--- DATA PROVIDED ---
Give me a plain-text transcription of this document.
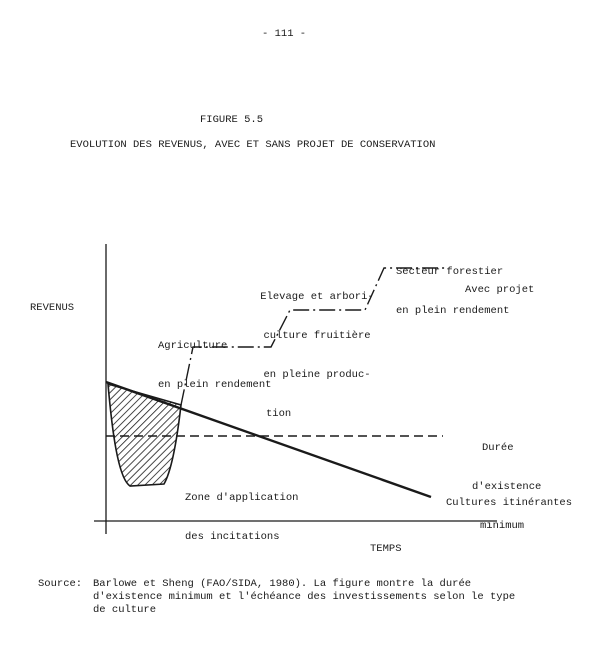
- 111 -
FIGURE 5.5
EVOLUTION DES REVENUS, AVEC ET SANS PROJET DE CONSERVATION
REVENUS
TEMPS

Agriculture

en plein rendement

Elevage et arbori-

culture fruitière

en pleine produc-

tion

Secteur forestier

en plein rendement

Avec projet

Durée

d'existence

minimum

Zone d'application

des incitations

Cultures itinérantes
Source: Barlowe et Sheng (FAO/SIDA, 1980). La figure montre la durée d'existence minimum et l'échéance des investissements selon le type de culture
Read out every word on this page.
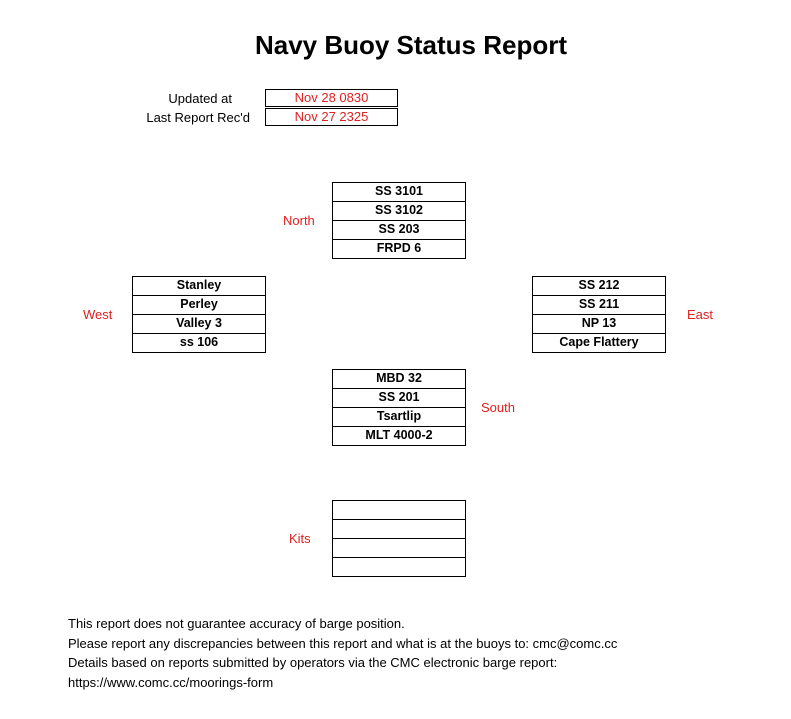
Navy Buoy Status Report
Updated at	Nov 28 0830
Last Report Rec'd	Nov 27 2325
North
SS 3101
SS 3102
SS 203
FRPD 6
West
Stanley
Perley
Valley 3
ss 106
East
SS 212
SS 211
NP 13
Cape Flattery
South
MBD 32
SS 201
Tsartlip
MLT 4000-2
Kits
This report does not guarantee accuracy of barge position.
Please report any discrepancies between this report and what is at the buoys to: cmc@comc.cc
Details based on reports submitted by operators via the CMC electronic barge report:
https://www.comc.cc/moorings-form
---
--- DATA PROVIDED ---
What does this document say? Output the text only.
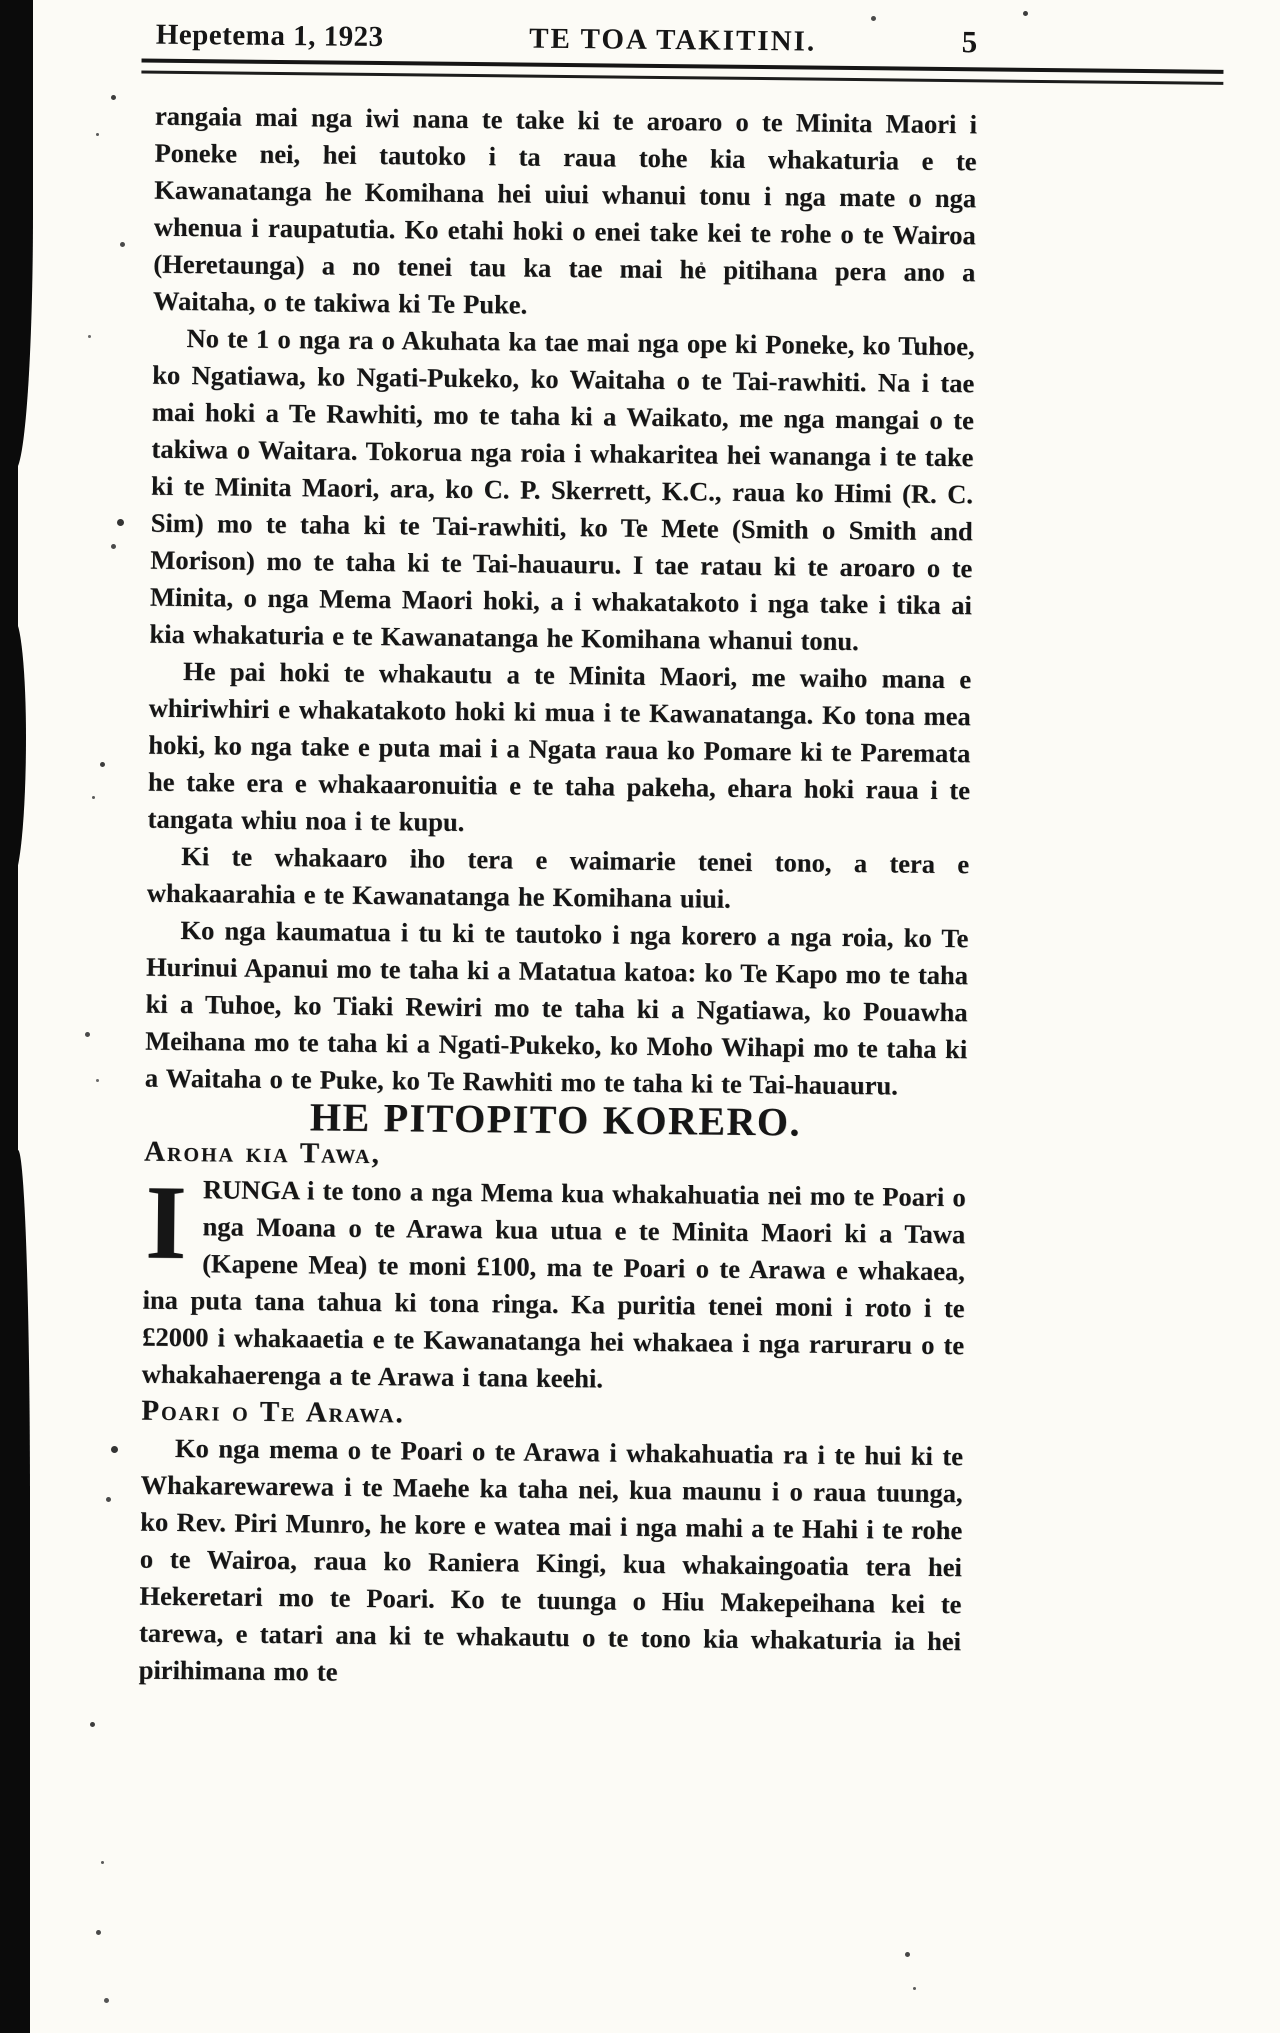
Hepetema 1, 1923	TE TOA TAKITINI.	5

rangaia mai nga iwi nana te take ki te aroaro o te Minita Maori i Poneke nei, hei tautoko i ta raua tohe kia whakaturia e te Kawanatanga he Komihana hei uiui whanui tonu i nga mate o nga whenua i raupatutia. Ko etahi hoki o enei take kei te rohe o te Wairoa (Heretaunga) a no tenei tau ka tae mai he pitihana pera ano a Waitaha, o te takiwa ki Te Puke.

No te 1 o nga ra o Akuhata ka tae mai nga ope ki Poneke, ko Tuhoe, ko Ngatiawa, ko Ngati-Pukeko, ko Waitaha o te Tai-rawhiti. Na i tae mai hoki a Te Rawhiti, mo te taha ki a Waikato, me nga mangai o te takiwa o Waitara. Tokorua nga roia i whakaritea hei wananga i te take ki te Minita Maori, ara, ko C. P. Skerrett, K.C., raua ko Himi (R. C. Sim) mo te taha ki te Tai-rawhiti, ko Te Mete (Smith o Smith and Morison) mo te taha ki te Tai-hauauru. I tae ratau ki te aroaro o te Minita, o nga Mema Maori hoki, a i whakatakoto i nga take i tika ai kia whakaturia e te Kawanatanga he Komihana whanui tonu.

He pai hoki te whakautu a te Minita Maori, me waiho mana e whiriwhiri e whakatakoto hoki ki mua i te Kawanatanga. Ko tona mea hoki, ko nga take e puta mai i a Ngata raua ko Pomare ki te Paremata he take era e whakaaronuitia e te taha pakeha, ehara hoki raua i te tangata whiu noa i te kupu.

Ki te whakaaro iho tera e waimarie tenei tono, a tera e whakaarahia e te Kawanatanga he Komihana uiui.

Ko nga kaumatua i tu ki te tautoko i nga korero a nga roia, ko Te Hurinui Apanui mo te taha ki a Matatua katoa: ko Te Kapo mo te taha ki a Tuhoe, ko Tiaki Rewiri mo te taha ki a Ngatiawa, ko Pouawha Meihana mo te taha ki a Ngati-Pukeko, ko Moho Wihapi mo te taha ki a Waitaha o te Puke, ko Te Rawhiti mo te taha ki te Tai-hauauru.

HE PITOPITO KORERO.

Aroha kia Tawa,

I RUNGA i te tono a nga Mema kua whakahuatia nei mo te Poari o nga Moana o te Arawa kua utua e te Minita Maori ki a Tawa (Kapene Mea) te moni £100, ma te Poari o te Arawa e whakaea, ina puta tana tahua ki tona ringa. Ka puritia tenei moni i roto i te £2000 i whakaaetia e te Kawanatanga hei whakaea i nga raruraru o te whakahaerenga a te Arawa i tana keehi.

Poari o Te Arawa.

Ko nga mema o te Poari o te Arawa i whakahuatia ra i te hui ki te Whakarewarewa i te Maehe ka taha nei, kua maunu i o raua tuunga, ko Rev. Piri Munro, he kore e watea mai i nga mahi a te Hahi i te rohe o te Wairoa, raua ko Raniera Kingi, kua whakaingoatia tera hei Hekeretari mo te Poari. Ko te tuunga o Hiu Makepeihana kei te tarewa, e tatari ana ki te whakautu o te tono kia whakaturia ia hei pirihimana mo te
---
WORK TO BE COMPLETED »
How many lines of the data hold the string "Rawhiti"? Reply with the number alone.

EXERCISE SOLUTION »
2